**The problem**
Search the records for "shortening" and copy each line that holds it.

**Record list**
-- -- --

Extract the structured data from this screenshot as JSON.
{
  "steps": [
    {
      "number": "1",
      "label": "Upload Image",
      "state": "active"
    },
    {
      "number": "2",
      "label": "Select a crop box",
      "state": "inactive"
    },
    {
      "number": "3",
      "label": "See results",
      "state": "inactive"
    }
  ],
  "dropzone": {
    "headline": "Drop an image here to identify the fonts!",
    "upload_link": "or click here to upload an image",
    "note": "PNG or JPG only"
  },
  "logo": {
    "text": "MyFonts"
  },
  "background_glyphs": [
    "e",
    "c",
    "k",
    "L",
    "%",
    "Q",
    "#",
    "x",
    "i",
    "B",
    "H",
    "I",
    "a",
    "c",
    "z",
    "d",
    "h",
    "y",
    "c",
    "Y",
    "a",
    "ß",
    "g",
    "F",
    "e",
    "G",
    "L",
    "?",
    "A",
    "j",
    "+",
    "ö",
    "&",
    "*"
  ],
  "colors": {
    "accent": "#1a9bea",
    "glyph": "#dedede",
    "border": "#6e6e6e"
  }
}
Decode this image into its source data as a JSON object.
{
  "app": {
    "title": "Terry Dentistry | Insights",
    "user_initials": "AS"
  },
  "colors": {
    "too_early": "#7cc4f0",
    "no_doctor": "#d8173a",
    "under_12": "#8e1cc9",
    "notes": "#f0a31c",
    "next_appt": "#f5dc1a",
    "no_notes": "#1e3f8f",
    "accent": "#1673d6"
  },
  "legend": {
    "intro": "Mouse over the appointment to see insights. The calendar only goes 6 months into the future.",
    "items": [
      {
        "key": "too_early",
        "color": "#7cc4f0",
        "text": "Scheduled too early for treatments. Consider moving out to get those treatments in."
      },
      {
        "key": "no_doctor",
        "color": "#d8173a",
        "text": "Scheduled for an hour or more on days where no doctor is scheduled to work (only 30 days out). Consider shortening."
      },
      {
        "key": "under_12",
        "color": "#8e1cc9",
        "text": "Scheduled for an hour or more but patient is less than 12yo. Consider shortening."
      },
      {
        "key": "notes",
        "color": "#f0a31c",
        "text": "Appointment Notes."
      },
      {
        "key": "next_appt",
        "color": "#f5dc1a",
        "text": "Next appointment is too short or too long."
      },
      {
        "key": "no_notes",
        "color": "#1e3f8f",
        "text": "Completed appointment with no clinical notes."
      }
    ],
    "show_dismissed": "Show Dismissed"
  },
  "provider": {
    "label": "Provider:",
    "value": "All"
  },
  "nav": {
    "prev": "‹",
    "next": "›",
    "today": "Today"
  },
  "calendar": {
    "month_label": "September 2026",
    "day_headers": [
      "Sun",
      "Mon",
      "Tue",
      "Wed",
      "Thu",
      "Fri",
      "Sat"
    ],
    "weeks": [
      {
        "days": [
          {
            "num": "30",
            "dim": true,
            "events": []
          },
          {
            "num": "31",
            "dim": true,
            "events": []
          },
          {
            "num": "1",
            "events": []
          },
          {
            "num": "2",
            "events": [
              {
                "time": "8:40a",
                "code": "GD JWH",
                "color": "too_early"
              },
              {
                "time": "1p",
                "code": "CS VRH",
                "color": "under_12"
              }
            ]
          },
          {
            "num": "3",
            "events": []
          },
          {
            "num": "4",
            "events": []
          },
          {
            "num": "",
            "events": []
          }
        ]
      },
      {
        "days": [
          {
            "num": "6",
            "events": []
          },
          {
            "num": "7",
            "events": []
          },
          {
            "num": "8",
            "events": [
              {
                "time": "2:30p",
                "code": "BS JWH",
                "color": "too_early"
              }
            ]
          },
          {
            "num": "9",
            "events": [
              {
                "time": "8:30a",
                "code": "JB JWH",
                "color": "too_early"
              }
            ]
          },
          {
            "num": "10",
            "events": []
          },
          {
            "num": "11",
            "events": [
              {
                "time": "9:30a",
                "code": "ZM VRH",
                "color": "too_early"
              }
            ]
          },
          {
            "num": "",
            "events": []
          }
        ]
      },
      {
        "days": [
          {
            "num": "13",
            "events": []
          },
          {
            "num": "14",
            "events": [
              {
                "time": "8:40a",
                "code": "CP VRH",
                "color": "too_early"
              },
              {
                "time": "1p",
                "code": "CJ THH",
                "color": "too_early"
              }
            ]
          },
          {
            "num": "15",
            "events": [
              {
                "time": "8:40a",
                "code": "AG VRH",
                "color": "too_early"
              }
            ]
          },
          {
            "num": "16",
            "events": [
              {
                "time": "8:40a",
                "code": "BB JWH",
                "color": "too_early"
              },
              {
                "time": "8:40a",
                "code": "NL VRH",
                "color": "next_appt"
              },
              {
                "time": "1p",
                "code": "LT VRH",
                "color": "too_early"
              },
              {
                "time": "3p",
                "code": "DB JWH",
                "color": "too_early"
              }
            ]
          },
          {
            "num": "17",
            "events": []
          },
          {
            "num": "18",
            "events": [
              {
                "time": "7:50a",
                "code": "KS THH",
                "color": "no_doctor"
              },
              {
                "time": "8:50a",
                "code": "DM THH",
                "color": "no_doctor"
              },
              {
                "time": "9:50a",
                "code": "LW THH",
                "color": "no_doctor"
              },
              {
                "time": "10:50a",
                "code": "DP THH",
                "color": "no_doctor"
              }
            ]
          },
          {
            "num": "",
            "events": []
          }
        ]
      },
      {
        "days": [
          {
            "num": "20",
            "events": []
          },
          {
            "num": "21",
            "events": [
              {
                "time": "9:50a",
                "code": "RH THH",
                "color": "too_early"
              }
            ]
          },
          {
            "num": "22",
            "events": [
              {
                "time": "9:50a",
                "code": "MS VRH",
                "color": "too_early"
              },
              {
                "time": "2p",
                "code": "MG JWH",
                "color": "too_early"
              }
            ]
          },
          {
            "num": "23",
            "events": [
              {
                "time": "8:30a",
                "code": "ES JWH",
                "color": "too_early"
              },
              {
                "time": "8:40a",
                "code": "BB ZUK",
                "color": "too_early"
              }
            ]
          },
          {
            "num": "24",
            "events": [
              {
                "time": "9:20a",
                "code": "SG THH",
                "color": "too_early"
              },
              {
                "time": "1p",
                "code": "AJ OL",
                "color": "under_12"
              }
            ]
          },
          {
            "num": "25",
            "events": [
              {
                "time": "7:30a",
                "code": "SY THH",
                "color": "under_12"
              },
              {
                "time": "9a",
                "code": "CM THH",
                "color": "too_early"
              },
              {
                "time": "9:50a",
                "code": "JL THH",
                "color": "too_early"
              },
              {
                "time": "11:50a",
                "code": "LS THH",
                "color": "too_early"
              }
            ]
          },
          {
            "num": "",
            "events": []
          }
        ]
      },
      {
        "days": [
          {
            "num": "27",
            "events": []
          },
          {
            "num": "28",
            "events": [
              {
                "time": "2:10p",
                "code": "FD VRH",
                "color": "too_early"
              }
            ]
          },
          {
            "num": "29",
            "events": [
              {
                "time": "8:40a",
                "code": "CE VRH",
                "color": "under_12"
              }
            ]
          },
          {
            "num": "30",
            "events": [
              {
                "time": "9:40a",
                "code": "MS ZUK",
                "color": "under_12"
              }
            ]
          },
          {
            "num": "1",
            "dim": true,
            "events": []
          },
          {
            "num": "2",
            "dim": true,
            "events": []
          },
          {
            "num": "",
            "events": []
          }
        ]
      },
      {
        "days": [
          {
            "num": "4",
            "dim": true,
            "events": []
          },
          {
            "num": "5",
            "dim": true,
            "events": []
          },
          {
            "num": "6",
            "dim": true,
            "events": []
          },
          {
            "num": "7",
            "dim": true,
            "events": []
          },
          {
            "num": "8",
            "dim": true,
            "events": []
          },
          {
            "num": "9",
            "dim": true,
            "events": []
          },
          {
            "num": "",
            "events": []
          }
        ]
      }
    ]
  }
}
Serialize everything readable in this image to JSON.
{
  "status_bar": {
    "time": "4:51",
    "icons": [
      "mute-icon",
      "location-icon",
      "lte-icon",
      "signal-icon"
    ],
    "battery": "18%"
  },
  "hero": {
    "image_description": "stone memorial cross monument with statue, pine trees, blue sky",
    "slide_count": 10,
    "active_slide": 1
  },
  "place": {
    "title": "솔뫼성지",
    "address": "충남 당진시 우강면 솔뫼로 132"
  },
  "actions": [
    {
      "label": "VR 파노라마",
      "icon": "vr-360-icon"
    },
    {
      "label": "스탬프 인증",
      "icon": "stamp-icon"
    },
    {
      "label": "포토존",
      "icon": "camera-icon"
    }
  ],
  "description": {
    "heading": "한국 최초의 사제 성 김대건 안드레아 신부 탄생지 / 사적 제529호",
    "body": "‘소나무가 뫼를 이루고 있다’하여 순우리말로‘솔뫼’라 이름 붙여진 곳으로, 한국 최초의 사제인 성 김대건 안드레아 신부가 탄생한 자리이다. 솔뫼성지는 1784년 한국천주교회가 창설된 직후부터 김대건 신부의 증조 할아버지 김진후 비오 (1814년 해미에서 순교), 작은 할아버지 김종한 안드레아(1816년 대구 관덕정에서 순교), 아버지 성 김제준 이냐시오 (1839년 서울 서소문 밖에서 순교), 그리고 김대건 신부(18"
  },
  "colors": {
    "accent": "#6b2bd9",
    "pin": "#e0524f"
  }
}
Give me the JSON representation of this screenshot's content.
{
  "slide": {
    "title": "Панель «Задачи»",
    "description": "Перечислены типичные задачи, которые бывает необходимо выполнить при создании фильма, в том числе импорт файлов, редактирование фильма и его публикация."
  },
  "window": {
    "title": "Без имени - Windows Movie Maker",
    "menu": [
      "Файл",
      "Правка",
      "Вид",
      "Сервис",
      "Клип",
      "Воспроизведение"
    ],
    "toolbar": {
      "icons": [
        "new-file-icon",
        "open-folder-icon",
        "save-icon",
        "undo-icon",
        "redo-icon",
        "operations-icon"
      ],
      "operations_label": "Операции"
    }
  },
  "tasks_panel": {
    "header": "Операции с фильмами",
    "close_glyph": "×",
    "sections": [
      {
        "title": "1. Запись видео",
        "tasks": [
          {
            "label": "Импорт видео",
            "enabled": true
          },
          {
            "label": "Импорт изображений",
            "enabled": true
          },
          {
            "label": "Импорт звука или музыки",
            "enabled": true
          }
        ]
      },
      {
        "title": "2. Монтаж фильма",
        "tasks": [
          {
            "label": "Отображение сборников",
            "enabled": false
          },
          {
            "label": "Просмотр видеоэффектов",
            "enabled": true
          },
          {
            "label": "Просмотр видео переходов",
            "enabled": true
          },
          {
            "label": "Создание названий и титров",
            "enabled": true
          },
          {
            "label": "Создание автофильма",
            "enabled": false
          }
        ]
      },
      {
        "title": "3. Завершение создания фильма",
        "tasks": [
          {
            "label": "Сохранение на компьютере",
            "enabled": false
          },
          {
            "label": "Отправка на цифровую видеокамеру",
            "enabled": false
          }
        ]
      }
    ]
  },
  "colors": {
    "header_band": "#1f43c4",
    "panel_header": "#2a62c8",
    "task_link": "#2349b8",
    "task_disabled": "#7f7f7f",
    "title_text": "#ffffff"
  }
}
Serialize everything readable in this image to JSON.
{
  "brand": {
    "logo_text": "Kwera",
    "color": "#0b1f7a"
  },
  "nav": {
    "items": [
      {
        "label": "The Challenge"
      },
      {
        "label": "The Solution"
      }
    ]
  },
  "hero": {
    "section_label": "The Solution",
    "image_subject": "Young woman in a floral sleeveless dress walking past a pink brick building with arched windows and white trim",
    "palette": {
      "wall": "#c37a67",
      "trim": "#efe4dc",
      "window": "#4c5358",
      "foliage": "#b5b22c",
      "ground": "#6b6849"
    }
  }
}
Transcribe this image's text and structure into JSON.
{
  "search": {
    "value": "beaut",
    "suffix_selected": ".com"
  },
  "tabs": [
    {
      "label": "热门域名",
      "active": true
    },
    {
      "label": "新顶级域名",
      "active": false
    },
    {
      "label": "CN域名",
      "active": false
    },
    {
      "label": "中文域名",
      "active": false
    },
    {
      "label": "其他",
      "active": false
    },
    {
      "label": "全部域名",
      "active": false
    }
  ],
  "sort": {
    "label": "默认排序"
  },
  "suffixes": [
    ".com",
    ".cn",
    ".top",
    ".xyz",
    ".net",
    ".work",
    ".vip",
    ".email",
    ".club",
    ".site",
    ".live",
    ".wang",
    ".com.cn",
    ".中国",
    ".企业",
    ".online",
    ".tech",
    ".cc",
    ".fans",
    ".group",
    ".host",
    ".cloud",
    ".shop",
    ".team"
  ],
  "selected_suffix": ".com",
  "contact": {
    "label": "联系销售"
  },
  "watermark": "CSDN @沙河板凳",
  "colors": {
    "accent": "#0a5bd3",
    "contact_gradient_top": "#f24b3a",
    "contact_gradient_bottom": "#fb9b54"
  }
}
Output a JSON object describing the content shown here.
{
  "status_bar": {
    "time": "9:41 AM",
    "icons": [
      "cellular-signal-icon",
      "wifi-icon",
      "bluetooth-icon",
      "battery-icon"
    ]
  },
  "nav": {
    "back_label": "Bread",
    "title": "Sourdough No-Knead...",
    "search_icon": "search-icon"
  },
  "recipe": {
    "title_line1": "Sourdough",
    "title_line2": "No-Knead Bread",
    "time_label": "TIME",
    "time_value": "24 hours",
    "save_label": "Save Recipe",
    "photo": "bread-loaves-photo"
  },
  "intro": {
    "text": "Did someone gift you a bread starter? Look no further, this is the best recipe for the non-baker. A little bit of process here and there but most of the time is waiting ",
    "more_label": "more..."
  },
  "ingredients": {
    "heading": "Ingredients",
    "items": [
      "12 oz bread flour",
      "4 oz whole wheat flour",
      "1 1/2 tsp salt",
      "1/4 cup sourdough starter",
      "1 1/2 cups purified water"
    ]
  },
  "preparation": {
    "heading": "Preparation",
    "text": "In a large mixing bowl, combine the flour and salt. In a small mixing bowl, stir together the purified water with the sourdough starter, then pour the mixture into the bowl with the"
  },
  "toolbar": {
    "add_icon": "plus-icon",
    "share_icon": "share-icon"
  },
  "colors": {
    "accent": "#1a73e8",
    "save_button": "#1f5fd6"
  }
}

-- -- --

**Output for this task**
        "text": "Scheduled for an hour or more on days where no doctor is scheduled to work (only 30 days out). Consider shortening."
        "text": "Scheduled for an hour or more but patient is less than 12yo. Consider shortening."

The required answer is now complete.